> [Problem requirements]
Write out the listing exactly as it is given.

> [Materials provided]
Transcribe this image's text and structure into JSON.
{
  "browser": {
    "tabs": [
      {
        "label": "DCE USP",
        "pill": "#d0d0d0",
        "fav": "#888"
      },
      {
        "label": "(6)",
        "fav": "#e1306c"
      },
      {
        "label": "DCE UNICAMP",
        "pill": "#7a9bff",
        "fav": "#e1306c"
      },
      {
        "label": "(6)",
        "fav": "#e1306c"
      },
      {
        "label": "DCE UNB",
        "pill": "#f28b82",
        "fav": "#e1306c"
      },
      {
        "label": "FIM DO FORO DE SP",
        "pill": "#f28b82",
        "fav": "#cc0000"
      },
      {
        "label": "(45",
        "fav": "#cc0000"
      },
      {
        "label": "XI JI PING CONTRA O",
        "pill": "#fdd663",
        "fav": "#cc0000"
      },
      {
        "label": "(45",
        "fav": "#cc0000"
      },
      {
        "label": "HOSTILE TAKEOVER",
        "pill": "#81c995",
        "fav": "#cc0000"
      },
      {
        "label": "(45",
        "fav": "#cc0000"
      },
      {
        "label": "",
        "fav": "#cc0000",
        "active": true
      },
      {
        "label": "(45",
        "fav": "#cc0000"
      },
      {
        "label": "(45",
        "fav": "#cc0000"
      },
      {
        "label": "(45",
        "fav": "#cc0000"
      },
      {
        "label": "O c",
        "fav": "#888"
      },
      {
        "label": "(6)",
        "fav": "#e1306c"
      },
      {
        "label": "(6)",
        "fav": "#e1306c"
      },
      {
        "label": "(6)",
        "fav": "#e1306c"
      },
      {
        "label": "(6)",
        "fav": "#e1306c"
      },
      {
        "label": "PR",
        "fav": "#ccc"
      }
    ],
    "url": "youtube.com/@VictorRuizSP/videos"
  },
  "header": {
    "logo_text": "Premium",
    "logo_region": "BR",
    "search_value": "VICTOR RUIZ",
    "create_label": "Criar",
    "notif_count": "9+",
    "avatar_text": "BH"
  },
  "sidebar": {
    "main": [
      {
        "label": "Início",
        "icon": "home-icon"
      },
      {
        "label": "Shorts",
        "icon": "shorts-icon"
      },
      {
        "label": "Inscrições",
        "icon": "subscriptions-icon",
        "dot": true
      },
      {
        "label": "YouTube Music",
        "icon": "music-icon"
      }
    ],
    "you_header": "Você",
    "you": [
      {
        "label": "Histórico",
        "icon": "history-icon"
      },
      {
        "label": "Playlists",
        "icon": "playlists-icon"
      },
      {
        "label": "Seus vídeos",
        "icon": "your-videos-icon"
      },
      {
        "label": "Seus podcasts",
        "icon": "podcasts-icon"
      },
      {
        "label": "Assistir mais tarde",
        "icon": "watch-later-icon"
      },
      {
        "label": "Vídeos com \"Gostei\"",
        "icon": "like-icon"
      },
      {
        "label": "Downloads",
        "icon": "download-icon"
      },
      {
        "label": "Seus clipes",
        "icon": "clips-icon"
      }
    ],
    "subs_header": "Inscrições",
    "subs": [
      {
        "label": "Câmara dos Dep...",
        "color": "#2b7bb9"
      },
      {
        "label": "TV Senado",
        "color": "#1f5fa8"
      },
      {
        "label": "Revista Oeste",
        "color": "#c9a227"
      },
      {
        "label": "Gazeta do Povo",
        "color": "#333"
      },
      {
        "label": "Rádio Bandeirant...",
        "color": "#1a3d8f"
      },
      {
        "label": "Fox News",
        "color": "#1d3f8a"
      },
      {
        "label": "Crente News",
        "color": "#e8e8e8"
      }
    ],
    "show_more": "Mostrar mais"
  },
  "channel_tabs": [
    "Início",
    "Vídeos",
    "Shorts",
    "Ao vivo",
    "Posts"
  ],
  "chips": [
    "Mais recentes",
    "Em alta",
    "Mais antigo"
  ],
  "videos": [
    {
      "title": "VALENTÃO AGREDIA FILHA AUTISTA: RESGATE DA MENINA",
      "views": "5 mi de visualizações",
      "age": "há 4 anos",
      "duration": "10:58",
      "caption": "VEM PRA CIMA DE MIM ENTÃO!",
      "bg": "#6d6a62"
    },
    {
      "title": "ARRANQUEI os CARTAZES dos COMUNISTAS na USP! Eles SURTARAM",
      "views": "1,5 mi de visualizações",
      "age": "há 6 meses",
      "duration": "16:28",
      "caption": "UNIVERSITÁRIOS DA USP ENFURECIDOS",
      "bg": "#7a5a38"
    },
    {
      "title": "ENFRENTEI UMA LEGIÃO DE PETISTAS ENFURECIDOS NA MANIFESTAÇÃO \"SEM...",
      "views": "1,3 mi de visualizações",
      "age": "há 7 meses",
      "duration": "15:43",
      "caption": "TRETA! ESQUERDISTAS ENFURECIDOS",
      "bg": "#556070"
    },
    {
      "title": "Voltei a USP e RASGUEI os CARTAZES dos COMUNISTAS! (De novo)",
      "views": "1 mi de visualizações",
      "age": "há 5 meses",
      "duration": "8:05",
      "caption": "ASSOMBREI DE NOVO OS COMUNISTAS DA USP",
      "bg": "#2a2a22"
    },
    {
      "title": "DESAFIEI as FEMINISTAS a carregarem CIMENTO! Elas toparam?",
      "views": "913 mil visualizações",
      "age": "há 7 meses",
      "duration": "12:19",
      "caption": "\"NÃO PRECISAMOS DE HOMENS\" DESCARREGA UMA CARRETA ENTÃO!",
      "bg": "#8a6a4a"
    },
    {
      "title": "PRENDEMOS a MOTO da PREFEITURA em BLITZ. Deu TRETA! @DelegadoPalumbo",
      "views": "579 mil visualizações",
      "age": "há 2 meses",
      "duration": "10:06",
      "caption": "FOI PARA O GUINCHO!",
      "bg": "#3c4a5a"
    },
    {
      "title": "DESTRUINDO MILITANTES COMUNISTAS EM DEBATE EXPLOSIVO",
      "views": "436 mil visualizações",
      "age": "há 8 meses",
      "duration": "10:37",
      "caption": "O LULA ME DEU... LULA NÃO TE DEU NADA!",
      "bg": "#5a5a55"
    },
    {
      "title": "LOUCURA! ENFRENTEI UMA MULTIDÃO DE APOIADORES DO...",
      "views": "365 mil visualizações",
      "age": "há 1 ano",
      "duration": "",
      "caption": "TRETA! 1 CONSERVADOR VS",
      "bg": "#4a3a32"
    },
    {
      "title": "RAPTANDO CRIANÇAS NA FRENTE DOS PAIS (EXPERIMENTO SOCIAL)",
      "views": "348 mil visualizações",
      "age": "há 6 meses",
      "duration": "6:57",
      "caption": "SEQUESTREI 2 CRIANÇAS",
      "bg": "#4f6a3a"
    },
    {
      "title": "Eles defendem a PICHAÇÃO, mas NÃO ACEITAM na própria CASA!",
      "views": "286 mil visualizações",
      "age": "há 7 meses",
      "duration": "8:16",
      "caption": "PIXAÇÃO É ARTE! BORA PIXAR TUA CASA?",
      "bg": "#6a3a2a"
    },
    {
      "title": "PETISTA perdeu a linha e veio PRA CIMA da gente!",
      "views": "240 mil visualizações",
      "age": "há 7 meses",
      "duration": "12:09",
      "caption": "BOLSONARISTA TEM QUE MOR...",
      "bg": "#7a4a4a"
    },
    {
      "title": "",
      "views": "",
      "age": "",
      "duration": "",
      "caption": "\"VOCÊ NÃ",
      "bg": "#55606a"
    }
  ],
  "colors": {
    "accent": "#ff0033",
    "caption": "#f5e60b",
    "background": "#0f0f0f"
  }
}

> [Exercise solution]
Transcribe this image's text and structure into JSON.
{
  "browser": {
    "tabs": [
      {
        "label": "DCE USP",
        "pill": "#d0d0d0",
        "fav": "#888"
      },
      {
        "label": "(6)",
        "fav": "#e1306c"
      },
      {
        "label": "DCE UNICAMP",
        "pill": "#7a9bff",
        "fav": "#e1306c"
      },
      {
        "label": "(6)",
        "fav": "#e1306c"
      },
      {
        "label": "DCE UNB",
        "pill": "#f28b82",
        "fav": "#e1306c"
      },
      {
        "label": "FIM DO FORO DE SP",
        "pill": "#f28b82",
        "fav": "#cc0000"
      },
      {
        "label": "(45",
        "fav": "#cc0000"
      },
      {
        "label": "XI JI PING CONTRA O",
        "pill": "#fdd663",
        "fav": "#cc0000"
      },
      {
        "label": "(45",
        "fav": "#cc0000"
      },
      {
        "label": "HOSTILE TAKEOVER",
        "pill": "#81c995",
        "fav": "#cc0000"
      },
      {
        "label": "(45",
        "fav": "#cc0000"
      },
      {
        "label": "",
        "fav": "#cc0000",
        "active": true
      },
      {
        "label": "(45",
        "fav": "#cc0000"
      },
      {
        "label": "(45",
        "fav": "#cc0000"
      },
      {
        "label": "(45",
        "fav": "#cc0000"
      },
      {
        "label": "O c",
        "fav": "#888"
      },
      {
        "label": "(6)",
        "fav": "#e1306c"
      },
      {
        "label": "(6)",
        "fav": "#e1306c"
      },
      {
        "label": "(6)",
        "fav": "#e1306c"
      },
      {
        "label": "(6)",
        "fav": "#e1306c"
      },
      {
        "label": "PR",
        "fav": "#ccc"
      }
    ],
    "url": "youtube.com/@VictorRuizSP/videos"
  },
  "header": {
    "logo_text": "Premium",
    "logo_region": "BR",
    "search_value": "VICTOR RUIZ",
    "create_label": "Criar",
    "notif_count": "9+",
    "avatar_text": "BH"
  },
  "sidebar": {
    "main": [
      {
        "label": "Início",
        "icon": "home-icon"
      },
      {
        "label": "Shorts",
        "icon": "shorts-icon"
      },
      {
        "label": "Inscrições",
        "icon": "subscriptions-icon",
        "dot": true
      },
      {
        "label": "YouTube Music",
        "icon": "music-icon"
      }
    ],
    "you_header": "Você",
    "you": [
      {
        "label": "Histórico",
        "icon": "history-icon"
      },
      {
        "label": "Playlists",
        "icon": "playlists-icon"
      },
      {
        "label": "Seus vídeos",
        "icon": "your-videos-icon"
      },
      {
        "label": "Seus podcasts",
        "icon": "podcasts-icon"
      },
      {
        "label": "Assistir mais tarde",
        "icon": "watch-later-icon"
      },
      {
        "label": "Vídeos com \"Gostei\"",
        "icon": "like-icon"
      },
      {
        "label": "Downloads",
        "icon": "download-icon"
      },
      {
        "label": "Seus clipes",
        "icon": "clips-icon"
      }
    ],
    "subs_header": "Inscrições",
    "subs": [
      {
        "label": "Câmara dos Dep...",
        "color": "#2b7bb9"
      },
      {
        "label": "TV Senado",
        "color": "#1f5fa8"
      },
      {
        "label": "Revista Oeste",
        "color": "#c9a227"
      },
      {
        "label": "Gazeta do Povo",
        "color": "#333"
      },
      {
        "label": "Rádio Bandeirant...",
        "color": "#1a3d8f"
      },
      {
        "label": "Fox News",
        "color": "#1d3f8a"
      },
      {
        "label": "Crente News",
        "color": "#e8e8e8"
      }
    ],
    "show_more": "Mostrar mais"
  },
  "channel_tabs": [
    "Início",
    "Vídeos",
    "Shorts",
    "Ao vivo",
    "Posts"
  ],
  "chips": [
    "Mais recentes",
    "Em alta",
    "Mais antigo"
  ],
  "videos": [
    {
      "title": "VALENTÃO AGREDIA FILHA AUTISTA: RESGATE DA MENINA",
      "views": "5 mi de visualizações",
      "age": "há 4 anos",
      "duration": "10:58",
      "caption": "VEM PRA CIMA DE MIM ENTÃO!",
      "bg": "#6d6a62"
    },
    {
      "title": "ARRANQUEI os CARTAZES dos COMUNISTAS na USP! Eles SURTARAM",
      "views": "1,5 mi de visualizações",
      "age": "há 6 meses",
      "duration": "16:28",
      "caption": "UNIVERSITÁRIOS DA USP ENFURECIDOS",
      "bg": "#7a5a38"
    },
    {
      "title": "ENFRENTEI UMA LEGIÃO DE PETISTAS ENFURECIDOS NA MANIFESTAÇÃO \"SEM...",
      "views": "1,3 mi de visualizações",
      "age": "há 7 meses",
      "duration": "15:43",
      "caption": "TRETA! ESQUERDISTAS ENFURECIDOS",
      "bg": "#556070"
    },
    {
      "title": "Voltei a USP e RASGUEI os CARTAZES dos COMUNISTAS! (De novo)",
      "views": "1 mi de visualizações",
      "age": "há 5 meses",
      "duration": "8:05",
      "caption": "ASSOMBREI DE NOVO OS COMUNISTAS DA USP",
      "bg": "#2a2a22"
    },
    {
      "title": "DESAFIEI as FEMINISTAS a carregarem CIMENTO! Elas toparam?",
      "views": "913 mil visualizações",
      "age": "há 7 meses",
      "duration": "12:19",
      "caption": "\"NÃO PRECISAMOS DE HOMENS\" DESCARREGA UMA CARRETA ENTÃO!",
      "bg": "#8a6a4a"
    },
    {
      "title": "PRENDEMOS a MOTO da PREFEITURA em BLITZ. Deu TRETA! @DelegadoPalumbo",
      "views": "579 mil visualizações",
      "age": "há 2 meses",
      "duration": "10:06",
      "caption": "FOI PARA O GUINCHO!",
      "bg": "#3c4a5a"
    },
    {
      "title": "DESTRUINDO MILITANTES COMUNISTAS EM DEBATE EXPLOSIVO",
      "views": "436 mil visualizações",
      "age": "há 8 meses",
      "duration": "10:37",
      "caption": "O LULA ME DEU... LULA NÃO TE DEU NADA!",
      "bg": "#5a5a55"
    },
    {
      "title": "LOUCURA! ENFRENTEI UMA MULTIDÃO DE APOIADORES DO...",
      "views": "365 mil visualizações",
      "age": "há 1 ano",
      "duration": "",
      "caption": "TRETA! 1 CONSERVADOR VS",
      "bg": "#4a3a32"
    },
    {
      "title": "RAPTANDO CRIANÇAS NA FRENTE DOS PAIS (EXPERIMENTO SOCIAL)",
      "views": "348 mil visualizações",
      "age": "há 6 meses",
      "duration": "6:57",
      "caption": "SEQUESTREI 2 CRIANÇAS",
      "bg": "#4f6a3a"
    },
    {
      "title": "Eles defendem a PICHAÇÃO, mas NÃO ACEITAM na própria CASA!",
      "views": "286 mil visualizações",
      "age": "há 7 meses",
      "duration": "8:16",
      "caption": "PIXAÇÃO É ARTE! BORA PIXAR TUA CASA?",
      "bg": "#6a3a2a"
    },
    {
      "title": "PETISTA perdeu a linha e veio PRA CIMA da gente!",
      "views": "240 mil visualizações",
      "age": "há 7 meses",
      "duration": "12:09",
      "caption": "BOLSONARISTA TEM QUE MOR...",
      "bg": "#7a4a4a"
    },
    {
      "title": "",
      "views": "",
      "age": "",
      "duration": "",
      "caption": "\"VOCÊ NÃ",
      "bg": "#55606a"
    }
  ],
  "colors": {
    "accent": "#ff0033",
    "caption": "#f5e60b",
    "background": "#0f0f0f"
  }
}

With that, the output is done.